A run of records:
>> Start
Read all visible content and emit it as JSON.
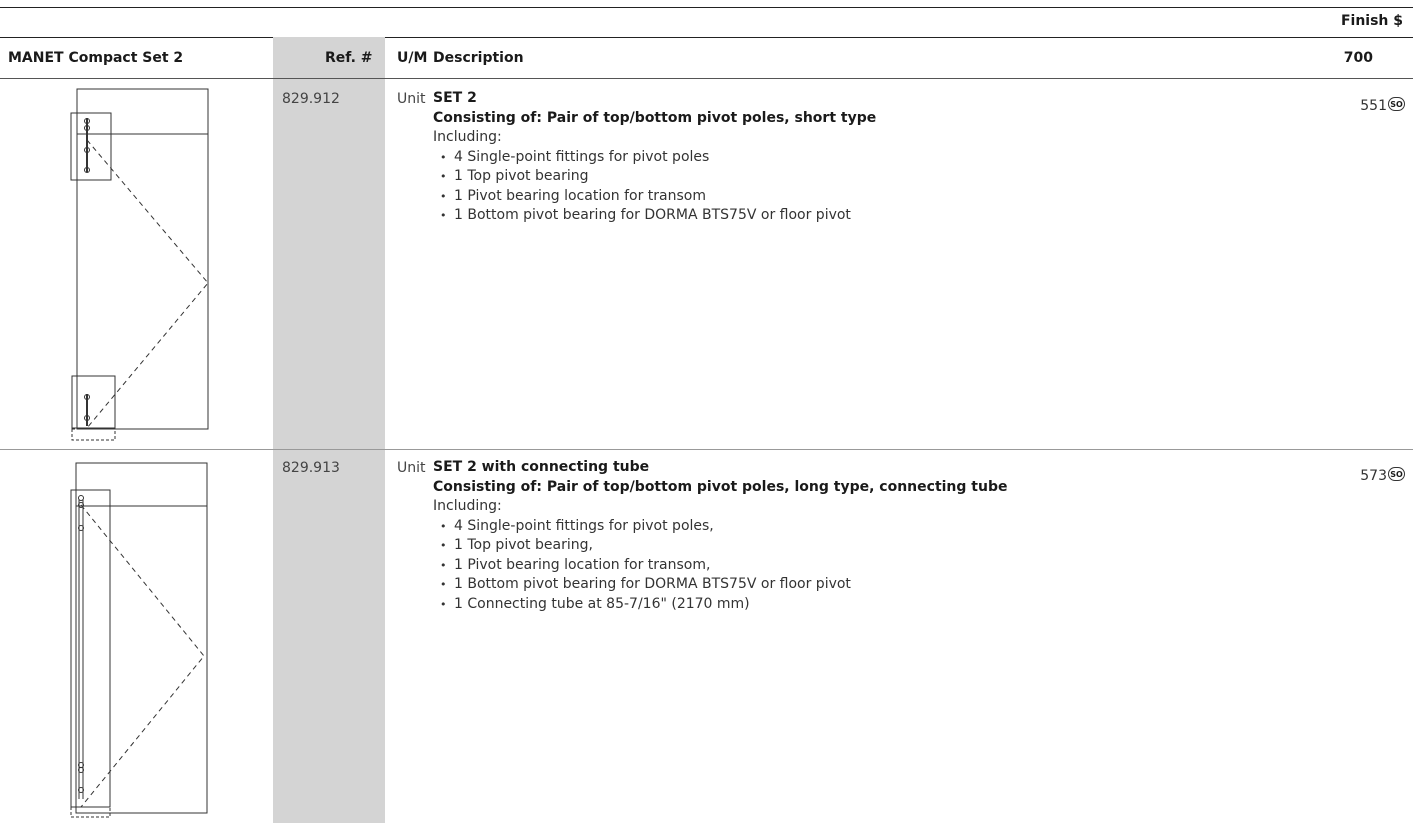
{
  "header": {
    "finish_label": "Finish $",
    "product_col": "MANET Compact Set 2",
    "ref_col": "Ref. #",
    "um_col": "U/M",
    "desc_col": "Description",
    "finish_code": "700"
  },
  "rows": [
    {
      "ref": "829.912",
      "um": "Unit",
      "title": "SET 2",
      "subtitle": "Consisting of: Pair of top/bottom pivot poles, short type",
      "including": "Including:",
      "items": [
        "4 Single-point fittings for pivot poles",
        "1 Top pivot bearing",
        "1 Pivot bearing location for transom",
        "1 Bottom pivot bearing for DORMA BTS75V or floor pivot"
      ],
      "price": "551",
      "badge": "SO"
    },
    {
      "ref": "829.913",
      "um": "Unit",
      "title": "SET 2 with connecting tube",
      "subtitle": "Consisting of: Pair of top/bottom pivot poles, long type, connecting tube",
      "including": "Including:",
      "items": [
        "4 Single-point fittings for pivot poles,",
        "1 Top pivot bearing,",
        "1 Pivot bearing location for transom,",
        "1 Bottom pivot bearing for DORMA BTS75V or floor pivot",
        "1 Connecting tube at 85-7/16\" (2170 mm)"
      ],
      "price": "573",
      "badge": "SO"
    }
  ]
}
>> End
Without including any picture, retype the entries exactly.

* Output for this exercise:
Read all visible content and emit it as JSON.
{
  "header": {
    "finish_label": "Finish $",
    "product_col": "MANET Compact Set 2",
    "ref_col": "Ref. #",
    "um_col": "U/M",
    "desc_col": "Description",
    "finish_code": "700"
  },
  "rows": [
    {
      "ref": "829.912",
      "um": "Unit",
      "title": "SET 2",
      "subtitle": "Consisting of: Pair of top/bottom pivot poles, short type",
      "including": "Including:",
      "items": [
        "4 Single-point fittings for pivot poles",
        "1 Top pivot bearing",
        "1 Pivot bearing location for transom",
        "1 Bottom pivot bearing for DORMA BTS75V or floor pivot"
      ],
      "price": "551",
      "badge": "SO"
    },
    {
      "ref": "829.913",
      "um": "Unit",
      "title": "SET 2 with connecting tube",
      "subtitle": "Consisting of: Pair of top/bottom pivot poles, long type, connecting tube",
      "including": "Including:",
      "items": [
        "4 Single-point fittings for pivot poles,",
        "1 Top pivot bearing,",
        "1 Pivot bearing location for transom,",
        "1 Bottom pivot bearing for DORMA BTS75V or floor pivot",
        "1 Connecting tube at 85-7/16\" (2170 mm)"
      ],
      "price": "573",
      "badge": "SO"
    }
  ]
}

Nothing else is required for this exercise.